[Instructions for the task]: In the abstract below about the Xist lncRNA, please name the three Xist-associated proteins that are required for Xist-mediated transcriptional silencing.

[Page extract]:
★ ★ ★ ★

The Xist lncRNA interacts directly with SHARP to silence transcription through HDAC3.

Many long non-coding RNAs (lncRNAs) affect gene expression, but the mechanisms by which they act are still largely unknown. One of the best-studied lncRNAs is Xist, which is required for transcriptional silencing of one X chromosome during development in female mammals. Despite extensive efforts to define the mechanism of Xist-mediated transcriptional silencing, we still do not know any proteins required for this role. The main challenge is that there are currently no methods to comprehensively define the proteins that directly interact with a lncRNA in the cell. Here we develop a method to purify a lncRNA from cells and identify proteins interacting with it directly using quantitative mass spectrometry. We identify ten proteins that specifically associate with Xist, three of these proteins--SHARP, SAF-A and LBR--are required for Xist-mediated transcriptional silencing. We show that SHARP, which interacts with the SMRT co-repressor that activates HDAC3, is not only essential for silencing, but is also required for the exclusion of RNA polymerase II (Pol II) from the inactive X. Both SMRT and HDAC3 are also required for silencing and Pol II exclusion. In addition to silencing transcription, SHARP and HDAC3 are required for Xist-mediated recruitment of the polycomb repressive complex 2 (PRC2) across the X chromosome. Our results suggest that Xist silences transcription by directly interacting with SHARP, recruiting SMRT, activating HDAC3, and deacetylating histones to exclude Pol II across the X chromosome.

★ ★ ★ ★

Data items:
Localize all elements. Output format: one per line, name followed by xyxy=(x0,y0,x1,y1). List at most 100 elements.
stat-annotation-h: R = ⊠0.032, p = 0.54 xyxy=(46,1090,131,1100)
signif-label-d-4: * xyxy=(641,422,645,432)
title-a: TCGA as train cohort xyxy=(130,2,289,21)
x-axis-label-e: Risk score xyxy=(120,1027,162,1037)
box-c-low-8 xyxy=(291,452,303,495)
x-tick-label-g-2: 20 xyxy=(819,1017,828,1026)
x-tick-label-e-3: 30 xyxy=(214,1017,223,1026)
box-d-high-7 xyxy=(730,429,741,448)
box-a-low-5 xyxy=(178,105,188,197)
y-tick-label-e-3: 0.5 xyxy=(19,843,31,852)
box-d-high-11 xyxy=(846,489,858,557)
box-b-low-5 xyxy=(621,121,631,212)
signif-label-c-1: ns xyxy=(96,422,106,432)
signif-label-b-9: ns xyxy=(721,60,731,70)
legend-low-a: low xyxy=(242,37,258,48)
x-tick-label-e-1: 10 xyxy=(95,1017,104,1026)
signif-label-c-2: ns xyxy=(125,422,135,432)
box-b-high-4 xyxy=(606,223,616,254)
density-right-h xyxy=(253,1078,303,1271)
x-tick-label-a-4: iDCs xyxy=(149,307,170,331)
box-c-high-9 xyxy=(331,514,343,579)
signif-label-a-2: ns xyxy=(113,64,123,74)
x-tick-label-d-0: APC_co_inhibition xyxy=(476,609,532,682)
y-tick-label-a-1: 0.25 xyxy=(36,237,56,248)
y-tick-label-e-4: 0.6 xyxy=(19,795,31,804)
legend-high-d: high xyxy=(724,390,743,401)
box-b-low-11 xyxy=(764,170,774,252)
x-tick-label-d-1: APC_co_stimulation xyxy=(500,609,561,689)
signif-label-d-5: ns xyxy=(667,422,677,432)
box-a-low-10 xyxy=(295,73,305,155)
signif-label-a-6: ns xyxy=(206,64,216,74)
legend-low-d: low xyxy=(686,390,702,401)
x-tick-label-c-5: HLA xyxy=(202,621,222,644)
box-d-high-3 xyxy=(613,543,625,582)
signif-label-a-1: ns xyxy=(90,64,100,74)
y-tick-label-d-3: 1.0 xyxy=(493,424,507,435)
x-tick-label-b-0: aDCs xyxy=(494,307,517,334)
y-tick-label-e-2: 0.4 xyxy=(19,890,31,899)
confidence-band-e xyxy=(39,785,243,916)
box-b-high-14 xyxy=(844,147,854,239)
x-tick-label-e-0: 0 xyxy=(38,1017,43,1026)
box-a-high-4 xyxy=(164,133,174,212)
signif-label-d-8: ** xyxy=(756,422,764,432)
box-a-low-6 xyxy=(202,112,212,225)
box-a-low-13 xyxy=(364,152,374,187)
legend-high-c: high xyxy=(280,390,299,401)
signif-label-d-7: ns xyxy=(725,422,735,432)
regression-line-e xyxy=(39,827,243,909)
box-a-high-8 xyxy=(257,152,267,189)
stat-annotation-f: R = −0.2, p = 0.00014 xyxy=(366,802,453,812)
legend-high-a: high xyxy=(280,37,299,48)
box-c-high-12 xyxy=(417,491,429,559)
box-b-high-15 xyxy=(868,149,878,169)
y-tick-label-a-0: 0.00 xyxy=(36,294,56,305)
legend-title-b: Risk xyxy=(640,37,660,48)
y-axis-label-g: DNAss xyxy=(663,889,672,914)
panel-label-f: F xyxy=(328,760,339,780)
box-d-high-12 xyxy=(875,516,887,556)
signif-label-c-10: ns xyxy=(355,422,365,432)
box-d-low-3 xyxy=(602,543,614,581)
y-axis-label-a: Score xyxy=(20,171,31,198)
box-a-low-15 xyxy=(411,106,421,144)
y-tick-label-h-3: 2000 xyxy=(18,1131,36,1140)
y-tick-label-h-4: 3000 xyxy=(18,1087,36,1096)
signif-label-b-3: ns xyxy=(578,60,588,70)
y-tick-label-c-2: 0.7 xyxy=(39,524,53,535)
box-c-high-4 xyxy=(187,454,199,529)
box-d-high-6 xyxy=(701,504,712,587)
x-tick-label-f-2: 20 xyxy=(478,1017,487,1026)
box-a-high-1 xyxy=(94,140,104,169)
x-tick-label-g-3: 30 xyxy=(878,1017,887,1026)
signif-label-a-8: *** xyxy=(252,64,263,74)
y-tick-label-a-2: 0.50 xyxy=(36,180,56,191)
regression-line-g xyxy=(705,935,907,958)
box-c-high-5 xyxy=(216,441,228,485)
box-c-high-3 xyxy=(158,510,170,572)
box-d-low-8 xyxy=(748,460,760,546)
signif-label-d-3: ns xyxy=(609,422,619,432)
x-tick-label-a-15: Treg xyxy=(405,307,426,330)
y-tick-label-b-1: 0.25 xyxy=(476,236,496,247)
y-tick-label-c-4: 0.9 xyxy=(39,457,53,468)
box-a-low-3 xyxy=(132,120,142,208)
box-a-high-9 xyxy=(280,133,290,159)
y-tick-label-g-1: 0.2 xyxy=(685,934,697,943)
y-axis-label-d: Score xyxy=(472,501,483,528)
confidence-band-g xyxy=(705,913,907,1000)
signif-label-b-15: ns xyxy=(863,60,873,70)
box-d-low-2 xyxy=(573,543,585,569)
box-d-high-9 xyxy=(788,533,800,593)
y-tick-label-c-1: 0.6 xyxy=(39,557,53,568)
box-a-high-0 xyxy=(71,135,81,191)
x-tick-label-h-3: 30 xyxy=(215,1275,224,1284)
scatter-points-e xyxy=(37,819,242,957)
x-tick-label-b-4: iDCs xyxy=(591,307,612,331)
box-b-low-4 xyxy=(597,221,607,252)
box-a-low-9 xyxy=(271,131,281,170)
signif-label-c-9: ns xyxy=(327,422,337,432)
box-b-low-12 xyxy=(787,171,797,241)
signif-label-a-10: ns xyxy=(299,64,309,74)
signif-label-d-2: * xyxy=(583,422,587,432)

★ ★ ★ ★

[Output for this task]: SHARP, SAF-A and LBR.